Please give the listing again, word for word, with nothing left out.

====

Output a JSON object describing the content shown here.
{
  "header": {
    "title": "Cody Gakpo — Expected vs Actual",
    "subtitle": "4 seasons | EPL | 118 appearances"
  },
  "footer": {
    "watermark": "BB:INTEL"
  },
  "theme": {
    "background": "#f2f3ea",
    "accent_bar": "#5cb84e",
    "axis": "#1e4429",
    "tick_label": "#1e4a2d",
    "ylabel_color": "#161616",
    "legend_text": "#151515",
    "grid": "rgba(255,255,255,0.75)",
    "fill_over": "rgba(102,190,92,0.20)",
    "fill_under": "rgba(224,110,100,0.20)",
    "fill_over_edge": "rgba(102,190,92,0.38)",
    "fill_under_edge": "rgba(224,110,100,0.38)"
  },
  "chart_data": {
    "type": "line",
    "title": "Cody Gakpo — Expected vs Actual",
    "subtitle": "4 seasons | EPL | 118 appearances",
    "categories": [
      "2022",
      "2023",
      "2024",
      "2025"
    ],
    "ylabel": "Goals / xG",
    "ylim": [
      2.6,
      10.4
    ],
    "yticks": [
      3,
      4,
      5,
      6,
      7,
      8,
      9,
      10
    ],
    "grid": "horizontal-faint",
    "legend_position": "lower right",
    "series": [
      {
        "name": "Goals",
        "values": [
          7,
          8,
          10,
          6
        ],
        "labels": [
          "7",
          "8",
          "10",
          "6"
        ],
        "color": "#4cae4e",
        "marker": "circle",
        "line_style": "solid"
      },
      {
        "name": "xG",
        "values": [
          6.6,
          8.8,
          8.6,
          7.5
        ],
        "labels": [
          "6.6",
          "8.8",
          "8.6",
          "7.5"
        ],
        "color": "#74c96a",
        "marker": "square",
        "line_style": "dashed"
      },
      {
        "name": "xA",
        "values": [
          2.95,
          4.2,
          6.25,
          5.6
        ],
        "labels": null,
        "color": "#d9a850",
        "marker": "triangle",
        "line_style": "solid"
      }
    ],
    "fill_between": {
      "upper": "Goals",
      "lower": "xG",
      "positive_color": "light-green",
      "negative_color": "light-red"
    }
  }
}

====

**RESULT FOR THIS EXERCISE:**
Output a JSON object describing the content shown here.
{
  "header": {
    "title": "Cody Gakpo — Expected vs Actual",
    "subtitle": "4 seasons | EPL | 118 appearances"
  },
  "footer": {
    "watermark": "BB:INTEL"
  },
  "theme": {
    "background": "#f2f3ea",
    "accent_bar": "#5cb84e",
    "axis": "#1e4429",
    "tick_label": "#1e4a2d",
    "ylabel_color": "#161616",
    "legend_text": "#151515",
    "grid": "rgba(255,255,255,0.75)",
    "fill_over": "rgba(102,190,92,0.20)",
    "fill_under": "rgba(224,110,100,0.20)",
    "fill_over_edge": "rgba(102,190,92,0.38)",
    "fill_under_edge": "rgba(224,110,100,0.38)"
  },
  "chart_data": {
    "type": "line",
    "title": "Cody Gakpo — Expected vs Actual",
    "subtitle": "4 seasons | EPL | 118 appearances",
    "categories": [
      "2022",
      "2023",
      "2024",
      "2025"
    ],
    "ylabel": "Goals / xG",
    "ylim": [
      2.6,
      10.4
    ],
    "yticks": [
      3,
      4,
      5,
      6,
      7,
      8,
      9,
      10
    ],
    "grid": "horizontal-faint",
    "legend_position": "lower right",
    "series": [
      {
        "name": "Goals",
        "values": [
          7,
          8,
          10,
          6
        ],
        "labels": [
          "7",
          "8",
          "10",
          "6"
        ],
        "color": "#4cae4e",
        "marker": "circle",
        "line_style": "solid"
      },
      {
        "name": "xG",
        "values": [
          6.6,
          8.8,
          8.6,
          7.5
        ],
        "labels": [
          "6.6",
          "8.8",
          "8.6",
          "7.5"
        ],
        "color": "#74c96a",
        "marker": "square",
        "line_style": "dashed"
      },
      {
        "name": "xA",
        "values": [
          2.95,
          4.2,
          6.25,
          5.6
        ],
        "labels": null,
        "color": "#d9a850",
        "marker": "triangle",
        "line_style": "solid"
      }
    ],
    "fill_between": {
      "upper": "Goals",
      "lower": "xG",
      "positive_color": "light-green",
      "negative_color": "light-red"
    }
  }
}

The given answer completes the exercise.